- [What to work on] Any picture among the records should be left out, please; retype the rest exactly.
====== Dataset extract
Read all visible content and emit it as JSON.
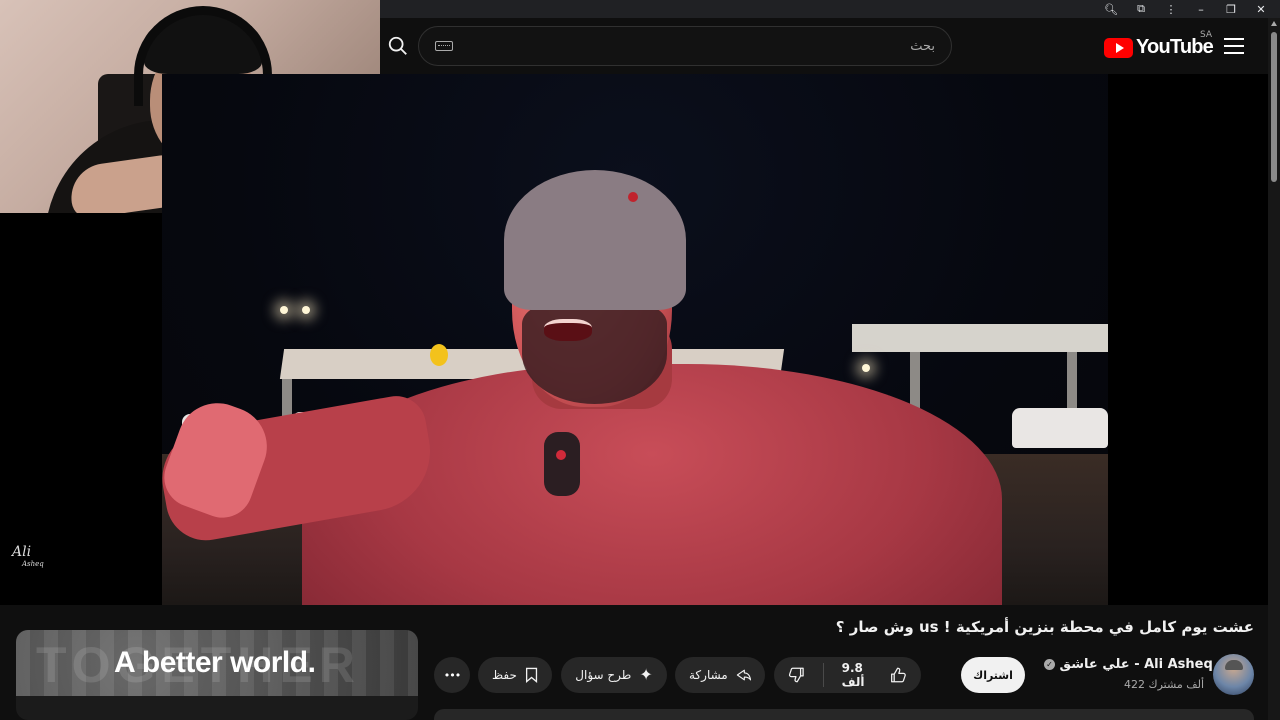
{
  "header": {
    "search_placeholder": "بحث",
    "logo_text": "YouTube",
    "country_code": "SA"
  },
  "chrome": {
    "buttons": [
      "search-icon",
      "extensions-icon",
      "menu-kebab-icon",
      "minimize-icon",
      "restore-icon",
      "close-icon"
    ]
  },
  "video": {
    "title": "عشت يوم كامل في محطة بنزين أمريكية ! us وش صار ؟"
  },
  "channel": {
    "name": "علي عاشق - Ali Asheq",
    "verified": true,
    "subscribers": "422 ألف مشترك",
    "subscribe_label": "اشتراك"
  },
  "actions": {
    "likes": "9.8 ألف",
    "share_label": "مشاركة",
    "ask_label": "طرح سؤال",
    "save_label": "حفظ",
    "more_label": "•••"
  },
  "ad": {
    "text": "A better world.",
    "background_word": "TOGETHER"
  },
  "overlay": {
    "signature": "Ali",
    "signature_sub": "Asheq"
  },
  "colors": {
    "brand_red": "#ff0000",
    "background": "#0f0f0f",
    "pill": "#272727",
    "subscribe_bg": "#f1f1f1"
  }
}
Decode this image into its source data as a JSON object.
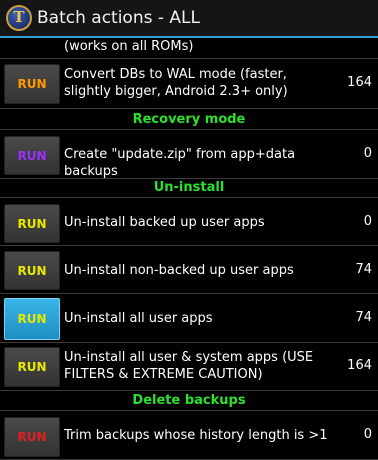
============
- [Exercise answer]
Read all visible content and emit it as JSON.
{
  "header": {
    "search_placeholder": "بحث",
    "logo_text": "YouTube",
    "country_code": "SA"
  },
  "chrome": {
    "buttons": [
      "search-icon",
      "extensions-icon",
      "menu-kebab-icon",
      "minimize-icon",
      "restore-icon",
      "close-icon"
    ]
  },
  "video": {
    "title": "عشت يوم كامل في محطة بنزين أمريكية ! us وش صار ؟"
  },
  "channel": {
    "name": "علي عاشق - Ali Asheq",
    "verified": true,
    "subscribers": "422 ألف مشترك",
    "subscribe_label": "اشتراك"
  },
  "actions": {
    "likes": "9.8 ألف",
    "share_label": "مشاركة",
    "ask_label": "طرح سؤال",
    "save_label": "حفظ",
    "more_label": "•••"
  },
  "ad": {
    "text": "A better world.",
    "background_word": "TOGETHER"
  },
  "overlay": {
    "signature": "Ali",
    "signature_sub": "Asheq"
  },
  "colors": {
    "brand_red": "#ff0000",
    "background": "#0f0f0f",
    "pill": "#272727",
    "subscribe_bg": "#f1f1f1"
  }
}
Decode this image into its source data as a JSON object.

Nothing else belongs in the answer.